[TASK INPUT]

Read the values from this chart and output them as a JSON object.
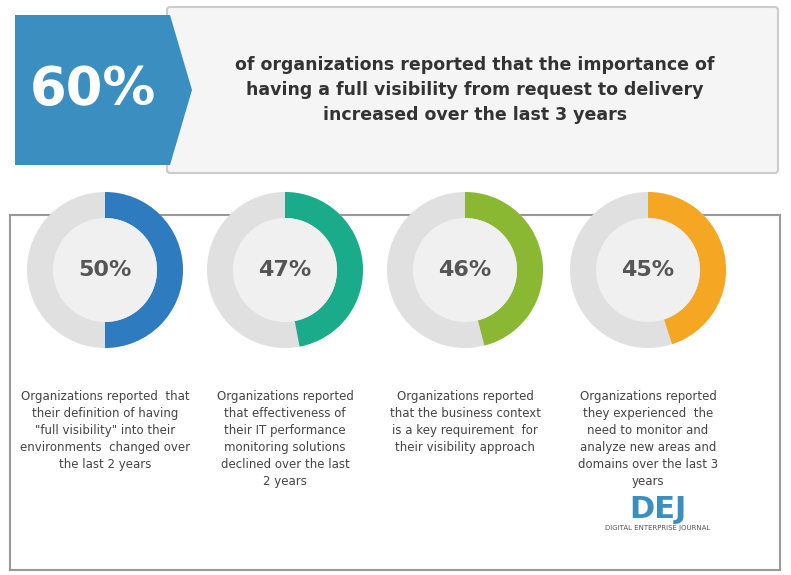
{
  "header_pct": "60%",
  "header_bg": "#3a8fc0",
  "header_text": "of organizations reported that the importance of\nhaving a full visibility from request to delivery\nincreased over the last 3 years",
  "header_text_color": "#333333",
  "donut_data": [
    {
      "pct": 50,
      "value": 50,
      "color": "#2e7bbf",
      "label": "Organizations reported  that\ntheir definition of having\n\"full visibility\" into their\nenvironments  changed over\nthe last 2 years"
    },
    {
      "pct": 47,
      "value": 47,
      "color": "#1aab8b",
      "label": "Organizations reported\nthat effectiveness of\ntheir IT performance\nmonitoring solutions\ndeclined over the last\n2 years"
    },
    {
      "pct": 46,
      "value": 46,
      "color": "#8ab832",
      "label": "Organizations reported\nthat the business context\nis a key requirement  for\ntheir visibility approach"
    },
    {
      "pct": 45,
      "value": 45,
      "color": "#f5a623",
      "label": "Organizations reported\nthey experienced  the\nneed to monitor and\nanalyze new areas and\ndomains over the last 3\nyears"
    }
  ],
  "bg_color": "#ffffff",
  "box_border_color": "#cccccc",
  "donut_bg": "#e0e0e0",
  "pct_font_size": 16,
  "label_font_size": 8.5
}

[WORK TO BE COMPLETED] Show the lines of the material that contain the word "visibility".

[ANSWER TO THE EXERCISE]
  "header_text": "of organizations reported that the importance of\nhaving a full visibility from request to delivery\nincreased over the last 3 years",
      "label": "Organizations reported  that\ntheir definition of having\n\"full visibility\" into their\nenvironments  changed over\nthe last 2 years"
      "label": "Organizations reported\nthat the business context\nis a key requirement  for\ntheir visibility approach"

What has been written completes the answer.